= Aim =
Repeat every record below exactly as it appears.

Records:
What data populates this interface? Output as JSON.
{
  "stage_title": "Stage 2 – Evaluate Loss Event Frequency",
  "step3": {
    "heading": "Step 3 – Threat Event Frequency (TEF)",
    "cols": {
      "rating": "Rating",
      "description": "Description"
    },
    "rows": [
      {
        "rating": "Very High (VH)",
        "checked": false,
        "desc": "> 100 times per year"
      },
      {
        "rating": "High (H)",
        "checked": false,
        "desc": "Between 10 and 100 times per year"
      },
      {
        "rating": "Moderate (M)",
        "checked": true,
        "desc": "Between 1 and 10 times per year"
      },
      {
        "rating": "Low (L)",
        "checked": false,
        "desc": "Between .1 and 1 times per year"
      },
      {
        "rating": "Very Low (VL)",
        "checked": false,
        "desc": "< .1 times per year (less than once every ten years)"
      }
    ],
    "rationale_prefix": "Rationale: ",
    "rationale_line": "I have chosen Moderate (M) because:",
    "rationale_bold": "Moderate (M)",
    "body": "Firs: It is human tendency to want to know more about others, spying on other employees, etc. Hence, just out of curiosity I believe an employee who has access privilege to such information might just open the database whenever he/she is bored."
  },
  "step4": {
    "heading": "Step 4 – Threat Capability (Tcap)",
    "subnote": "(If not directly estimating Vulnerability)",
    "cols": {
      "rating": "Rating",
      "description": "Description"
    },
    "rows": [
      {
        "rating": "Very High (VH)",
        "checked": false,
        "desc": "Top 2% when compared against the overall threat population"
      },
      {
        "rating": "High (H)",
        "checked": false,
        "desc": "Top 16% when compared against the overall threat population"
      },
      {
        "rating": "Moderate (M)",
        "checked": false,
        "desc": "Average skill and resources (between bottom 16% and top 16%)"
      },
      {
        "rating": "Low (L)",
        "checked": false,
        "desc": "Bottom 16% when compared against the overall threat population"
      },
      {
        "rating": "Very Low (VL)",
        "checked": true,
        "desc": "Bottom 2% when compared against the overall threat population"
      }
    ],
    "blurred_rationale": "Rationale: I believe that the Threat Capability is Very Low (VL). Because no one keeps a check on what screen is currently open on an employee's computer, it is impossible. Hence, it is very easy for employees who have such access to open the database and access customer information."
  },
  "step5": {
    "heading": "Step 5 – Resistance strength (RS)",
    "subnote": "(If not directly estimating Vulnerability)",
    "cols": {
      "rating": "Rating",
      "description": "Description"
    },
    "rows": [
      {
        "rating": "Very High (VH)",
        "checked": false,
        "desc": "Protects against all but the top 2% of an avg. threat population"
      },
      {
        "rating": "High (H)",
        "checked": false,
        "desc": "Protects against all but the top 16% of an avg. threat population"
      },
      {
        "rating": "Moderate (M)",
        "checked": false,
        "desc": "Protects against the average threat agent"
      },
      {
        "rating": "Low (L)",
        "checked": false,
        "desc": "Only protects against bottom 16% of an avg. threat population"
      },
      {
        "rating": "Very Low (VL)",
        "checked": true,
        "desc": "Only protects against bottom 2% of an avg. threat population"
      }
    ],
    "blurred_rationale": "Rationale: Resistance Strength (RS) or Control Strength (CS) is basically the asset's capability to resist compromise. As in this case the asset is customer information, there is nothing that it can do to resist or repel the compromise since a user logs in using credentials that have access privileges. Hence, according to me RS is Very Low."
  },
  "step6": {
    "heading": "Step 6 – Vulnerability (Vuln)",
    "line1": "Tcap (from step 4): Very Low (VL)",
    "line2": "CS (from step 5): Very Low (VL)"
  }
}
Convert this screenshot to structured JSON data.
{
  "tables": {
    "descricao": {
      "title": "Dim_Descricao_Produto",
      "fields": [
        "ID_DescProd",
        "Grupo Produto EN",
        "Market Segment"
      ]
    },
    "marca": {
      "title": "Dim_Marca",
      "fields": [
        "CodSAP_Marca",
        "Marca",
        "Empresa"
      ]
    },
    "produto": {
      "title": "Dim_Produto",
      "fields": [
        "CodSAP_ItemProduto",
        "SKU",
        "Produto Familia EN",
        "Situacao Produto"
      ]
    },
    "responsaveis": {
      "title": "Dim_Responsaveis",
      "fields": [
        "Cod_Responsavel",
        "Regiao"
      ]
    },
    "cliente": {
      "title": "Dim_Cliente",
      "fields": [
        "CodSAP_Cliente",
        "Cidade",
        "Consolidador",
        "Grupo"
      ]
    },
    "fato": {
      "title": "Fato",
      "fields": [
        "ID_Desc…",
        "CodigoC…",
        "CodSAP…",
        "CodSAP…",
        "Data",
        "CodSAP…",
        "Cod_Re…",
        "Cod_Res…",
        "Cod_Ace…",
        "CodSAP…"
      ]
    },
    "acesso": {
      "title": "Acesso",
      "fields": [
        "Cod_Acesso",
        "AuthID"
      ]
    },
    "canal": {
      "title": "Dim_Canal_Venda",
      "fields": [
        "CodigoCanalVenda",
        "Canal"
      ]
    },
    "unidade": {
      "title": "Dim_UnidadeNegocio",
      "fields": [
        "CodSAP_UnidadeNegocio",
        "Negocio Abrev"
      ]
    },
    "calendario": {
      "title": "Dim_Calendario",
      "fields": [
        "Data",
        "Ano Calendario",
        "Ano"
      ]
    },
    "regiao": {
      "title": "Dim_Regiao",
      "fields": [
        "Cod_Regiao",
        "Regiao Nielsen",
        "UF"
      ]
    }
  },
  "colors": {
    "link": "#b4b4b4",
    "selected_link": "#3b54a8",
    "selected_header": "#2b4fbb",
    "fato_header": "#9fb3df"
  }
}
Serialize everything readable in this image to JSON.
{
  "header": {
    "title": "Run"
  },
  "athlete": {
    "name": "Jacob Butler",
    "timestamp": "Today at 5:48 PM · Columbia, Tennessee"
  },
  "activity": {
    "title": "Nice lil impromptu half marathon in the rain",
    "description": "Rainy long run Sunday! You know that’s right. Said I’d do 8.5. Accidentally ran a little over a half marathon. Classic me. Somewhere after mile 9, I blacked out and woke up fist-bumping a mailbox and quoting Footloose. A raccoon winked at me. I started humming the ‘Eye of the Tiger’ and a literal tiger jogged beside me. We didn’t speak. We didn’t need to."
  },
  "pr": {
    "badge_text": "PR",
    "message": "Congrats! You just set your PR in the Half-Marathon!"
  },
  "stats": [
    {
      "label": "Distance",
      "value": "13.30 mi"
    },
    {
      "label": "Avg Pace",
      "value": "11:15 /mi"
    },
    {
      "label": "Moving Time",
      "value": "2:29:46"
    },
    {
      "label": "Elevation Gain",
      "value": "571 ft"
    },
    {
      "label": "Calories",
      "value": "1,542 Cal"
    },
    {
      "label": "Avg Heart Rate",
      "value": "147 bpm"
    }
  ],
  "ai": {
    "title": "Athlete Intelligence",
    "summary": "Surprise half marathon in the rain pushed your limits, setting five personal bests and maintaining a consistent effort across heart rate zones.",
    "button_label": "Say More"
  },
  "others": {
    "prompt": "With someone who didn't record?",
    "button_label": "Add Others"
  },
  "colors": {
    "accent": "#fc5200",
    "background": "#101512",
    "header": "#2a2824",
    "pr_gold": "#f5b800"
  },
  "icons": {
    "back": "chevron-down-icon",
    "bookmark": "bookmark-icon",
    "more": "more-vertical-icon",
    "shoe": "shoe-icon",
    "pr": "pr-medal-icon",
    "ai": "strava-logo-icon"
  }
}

= Exercise result =
What data populates this interface? Output as JSON.
{
  "stage_title": "Stage 2 – Evaluate Loss Event Frequency",
  "step3": {
    "heading": "Step 3 – Threat Event Frequency (TEF)",
    "cols": {
      "rating": "Rating",
      "description": "Description"
    },
    "rows": [
      {
        "rating": "Very High (VH)",
        "checked": false,
        "desc": "> 100 times per year"
      },
      {
        "rating": "High (H)",
        "checked": false,
        "desc": "Between 10 and 100 times per year"
      },
      {
        "rating": "Moderate (M)",
        "checked": true,
        "desc": "Between 1 and 10 times per year"
      },
      {
        "rating": "Low (L)",
        "checked": false,
        "desc": "Between .1 and 1 times per year"
      },
      {
        "rating": "Very Low (VL)",
        "checked": false,
        "desc": "< .1 times per year (less than once every ten years)"
      }
    ],
    "rationale_prefix": "Rationale: ",
    "rationale_line": "I have chosen Moderate (M) because:",
    "rationale_bold": "Moderate (M)",
    "body": "Firs: It is human tendency to want to know more about others, spying on other employees, etc. Hence, just out of curiosity I believe an employee who has access privilege to such information might just open the database whenever he/she is bored."
  },
  "step4": {
    "heading": "Step 4 – Threat Capability (Tcap)",
    "subnote": "(If not directly estimating Vulnerability)",
    "cols": {
      "rating": "Rating",
      "description": "Description"
    },
    "rows": [
      {
        "rating": "Very High (VH)",
        "checked": false,
        "desc": "Top 2% when compared against the overall threat population"
      },
      {
        "rating": "High (H)",
        "checked": false,
        "desc": "Top 16% when compared against the overall threat population"
      },
      {
        "rating": "Moderate (M)",
        "checked": false,
        "desc": "Average skill and resources (between bottom 16% and top 16%)"
      },
      {
        "rating": "Low (L)",
        "checked": false,
        "desc": "Bottom 16% when compared against the overall threat population"
      },
      {
        "rating": "Very Low (VL)",
        "checked": true,
        "desc": "Bottom 2% when compared against the overall threat population"
      }
    ],
    "blurred_rationale": "Rationale: I believe that the Threat Capability is Very Low (VL). Because no one keeps a check on what screen is currently open on an employee's computer, it is impossible. Hence, it is very easy for employees who have such access to open the database and access customer information."
  },
  "step5": {
    "heading": "Step 5 – Resistance strength (RS)",
    "subnote": "(If not directly estimating Vulnerability)",
    "cols": {
      "rating": "Rating",
      "description": "Description"
    },
    "rows": [
      {
        "rating": "Very High (VH)",
        "checked": false,
        "desc": "Protects against all but the top 2% of an avg. threat population"
      },
      {
        "rating": "High (H)",
        "checked": false,
        "desc": "Protects against all but the top 16% of an avg. threat population"
      },
      {
        "rating": "Moderate (M)",
        "checked": false,
        "desc": "Protects against the average threat agent"
      },
      {
        "rating": "Low (L)",
        "checked": false,
        "desc": "Only protects against bottom 16% of an avg. threat population"
      },
      {
        "rating": "Very Low (VL)",
        "checked": true,
        "desc": "Only protects against bottom 2% of an avg. threat population"
      }
    ],
    "blurred_rationale": "Rationale: Resistance Strength (RS) or Control Strength (CS) is basically the asset's capability to resist compromise. As in this case the asset is customer information, there is nothing that it can do to resist or repel the compromise since a user logs in using credentials that have access privileges. Hence, according to me RS is Very Low."
  },
  "step6": {
    "heading": "Step 6 – Vulnerability (Vuln)",
    "line1": "Tcap (from step 4): Very Low (VL)",
    "line2": "CS (from step 5): Very Low (VL)"
  }
}
Convert this screenshot to structured JSON data.
{
  "tables": {
    "descricao": {
      "title": "Dim_Descricao_Produto",
      "fields": [
        "ID_DescProd",
        "Grupo Produto EN",
        "Market Segment"
      ]
    },
    "marca": {
      "title": "Dim_Marca",
      "fields": [
        "CodSAP_Marca",
        "Marca",
        "Empresa"
      ]
    },
    "produto": {
      "title": "Dim_Produto",
      "fields": [
        "CodSAP_ItemProduto",
        "SKU",
        "Produto Familia EN",
        "Situacao Produto"
      ]
    },
    "responsaveis": {
      "title": "Dim_Responsaveis",
      "fields": [
        "Cod_Responsavel",
        "Regiao"
      ]
    },
    "cliente": {
      "title": "Dim_Cliente",
      "fields": [
        "CodSAP_Cliente",
        "Cidade",
        "Consolidador",
        "Grupo"
      ]
    },
    "fato": {
      "title": "Fato",
      "fields": [
        "ID_Desc…",
        "CodigoC…",
        "CodSAP…",
        "CodSAP…",
        "Data",
        "CodSAP…",
        "Cod_Re…",
        "Cod_Res…",
        "Cod_Ace…",
        "CodSAP…"
      ]
    },
    "acesso": {
      "title": "Acesso",
      "fields": [
        "Cod_Acesso",
        "AuthID"
      ]
    },
    "canal": {
      "title": "Dim_Canal_Venda",
      "fields": [
        "CodigoCanalVenda",
        "Canal"
      ]
    },
    "unidade": {
      "title": "Dim_UnidadeNegocio",
      "fields": [
        "CodSAP_UnidadeNegocio",
        "Negocio Abrev"
      ]
    },
    "calendario": {
      "title": "Dim_Calendario",
      "fields": [
        "Data",
        "Ano Calendario",
        "Ano"
      ]
    },
    "regiao": {
      "title": "Dim_Regiao",
      "fields": [
        "Cod_Regiao",
        "Regiao Nielsen",
        "UF"
      ]
    }
  },
  "colors": {
    "link": "#b4b4b4",
    "selected_link": "#3b54a8",
    "selected_header": "#2b4fbb",
    "fato_header": "#9fb3df"
  }
}
Serialize everything readable in this image to JSON.
{
  "header": {
    "title": "Run"
  },
  "athlete": {
    "name": "Jacob Butler",
    "timestamp": "Today at 5:48 PM · Columbia, Tennessee"
  },
  "activity": {
    "title": "Nice lil impromptu half marathon in the rain",
    "description": "Rainy long run Sunday! You know that’s right. Said I’d do 8.5. Accidentally ran a little over a half marathon. Classic me. Somewhere after mile 9, I blacked out and woke up fist-bumping a mailbox and quoting Footloose. A raccoon winked at me. I started humming the ‘Eye of the Tiger’ and a literal tiger jogged beside me. We didn’t speak. We didn’t need to."
  },
  "pr": {
    "badge_text": "PR",
    "message": "Congrats! You just set your PR in the Half-Marathon!"
  },
  "stats": [
    {
      "label": "Distance",
      "value": "13.30 mi"
    },
    {
      "label": "Avg Pace",
      "value": "11:15 /mi"
    },
    {
      "label": "Moving Time",
      "value": "2:29:46"
    },
    {
      "label": "Elevation Gain",
      "value": "571 ft"
    },
    {
      "label": "Calories",
      "value": "1,542 Cal"
    },
    {
      "label": "Avg Heart Rate",
      "value": "147 bpm"
    }
  ],
  "ai": {
    "title": "Athlete Intelligence",
    "summary": "Surprise half marathon in the rain pushed your limits, setting five personal bests and maintaining a consistent effort across heart rate zones.",
    "button_label": "Say More"
  },
  "others": {
    "prompt": "With someone who didn't record?",
    "button_label": "Add Others"
  },
  "colors": {
    "accent": "#fc5200",
    "background": "#101512",
    "header": "#2a2824",
    "pr_gold": "#f5b800"
  },
  "icons": {
    "back": "chevron-down-icon",
    "bookmark": "bookmark-icon",
    "more": "more-vertical-icon",
    "shoe": "shoe-icon",
    "pr": "pr-medal-icon",
    "ai": "strava-logo-icon"
  }
}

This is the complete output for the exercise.